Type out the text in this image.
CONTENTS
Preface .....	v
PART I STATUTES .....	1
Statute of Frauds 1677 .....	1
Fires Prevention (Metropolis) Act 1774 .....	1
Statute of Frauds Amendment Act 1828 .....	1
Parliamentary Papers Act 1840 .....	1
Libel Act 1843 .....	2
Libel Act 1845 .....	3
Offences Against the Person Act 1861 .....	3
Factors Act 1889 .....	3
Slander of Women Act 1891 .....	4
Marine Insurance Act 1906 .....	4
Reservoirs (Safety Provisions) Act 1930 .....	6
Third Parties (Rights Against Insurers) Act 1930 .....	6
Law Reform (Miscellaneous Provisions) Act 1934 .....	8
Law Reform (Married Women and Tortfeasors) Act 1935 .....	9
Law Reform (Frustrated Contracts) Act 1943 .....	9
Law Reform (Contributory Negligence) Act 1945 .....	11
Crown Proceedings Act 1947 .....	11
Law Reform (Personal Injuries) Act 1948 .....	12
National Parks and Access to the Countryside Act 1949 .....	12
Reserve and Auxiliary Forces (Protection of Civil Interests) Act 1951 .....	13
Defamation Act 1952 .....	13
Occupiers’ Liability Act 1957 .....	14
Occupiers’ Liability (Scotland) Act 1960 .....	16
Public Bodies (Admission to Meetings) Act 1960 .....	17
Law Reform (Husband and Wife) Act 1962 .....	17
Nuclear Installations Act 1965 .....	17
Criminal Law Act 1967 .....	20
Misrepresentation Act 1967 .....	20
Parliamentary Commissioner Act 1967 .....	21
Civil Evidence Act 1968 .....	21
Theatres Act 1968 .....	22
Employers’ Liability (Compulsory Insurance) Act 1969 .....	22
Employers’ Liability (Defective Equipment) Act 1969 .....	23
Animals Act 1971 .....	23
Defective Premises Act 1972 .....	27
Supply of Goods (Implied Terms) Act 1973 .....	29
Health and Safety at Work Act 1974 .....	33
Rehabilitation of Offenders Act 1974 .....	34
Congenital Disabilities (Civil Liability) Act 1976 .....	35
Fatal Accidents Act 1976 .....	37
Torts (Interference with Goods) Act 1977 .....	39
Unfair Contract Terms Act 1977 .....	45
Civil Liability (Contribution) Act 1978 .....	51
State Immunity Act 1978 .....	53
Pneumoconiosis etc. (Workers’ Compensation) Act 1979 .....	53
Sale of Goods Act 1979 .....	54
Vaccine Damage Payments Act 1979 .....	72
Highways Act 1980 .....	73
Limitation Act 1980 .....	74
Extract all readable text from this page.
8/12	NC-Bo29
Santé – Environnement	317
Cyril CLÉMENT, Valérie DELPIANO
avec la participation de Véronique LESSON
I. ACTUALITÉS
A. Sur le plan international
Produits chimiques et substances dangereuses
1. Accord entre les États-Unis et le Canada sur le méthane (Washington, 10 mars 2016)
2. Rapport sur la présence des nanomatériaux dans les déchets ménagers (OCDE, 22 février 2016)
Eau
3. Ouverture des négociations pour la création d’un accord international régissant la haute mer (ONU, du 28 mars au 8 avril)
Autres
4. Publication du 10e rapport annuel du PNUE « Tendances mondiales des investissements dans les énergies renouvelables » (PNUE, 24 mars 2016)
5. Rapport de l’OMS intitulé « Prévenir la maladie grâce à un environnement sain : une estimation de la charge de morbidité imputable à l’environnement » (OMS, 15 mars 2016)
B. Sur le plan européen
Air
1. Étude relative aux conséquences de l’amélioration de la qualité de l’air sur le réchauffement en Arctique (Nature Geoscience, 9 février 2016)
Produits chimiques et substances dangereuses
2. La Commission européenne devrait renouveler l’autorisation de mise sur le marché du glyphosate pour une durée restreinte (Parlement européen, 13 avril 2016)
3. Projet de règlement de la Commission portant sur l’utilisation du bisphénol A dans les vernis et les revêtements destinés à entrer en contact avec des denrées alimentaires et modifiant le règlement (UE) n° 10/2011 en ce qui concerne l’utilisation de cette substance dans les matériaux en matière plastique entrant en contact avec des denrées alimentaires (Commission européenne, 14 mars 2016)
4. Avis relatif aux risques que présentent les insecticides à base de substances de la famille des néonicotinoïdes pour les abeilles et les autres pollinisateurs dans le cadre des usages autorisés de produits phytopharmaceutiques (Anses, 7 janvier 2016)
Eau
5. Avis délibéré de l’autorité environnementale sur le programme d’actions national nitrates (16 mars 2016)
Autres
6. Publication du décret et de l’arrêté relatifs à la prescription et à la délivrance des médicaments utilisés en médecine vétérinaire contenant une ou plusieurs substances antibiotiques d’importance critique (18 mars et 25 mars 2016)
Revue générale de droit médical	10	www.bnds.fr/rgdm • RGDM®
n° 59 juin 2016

++++

• **Task goal**: From the entries above, select each line containing the string "Occupiers".

• **Finished task**:
Occupiers’ Liability Act 1957 .....	14
Occupiers’ Liability (Scotland) Act 1960 .....	16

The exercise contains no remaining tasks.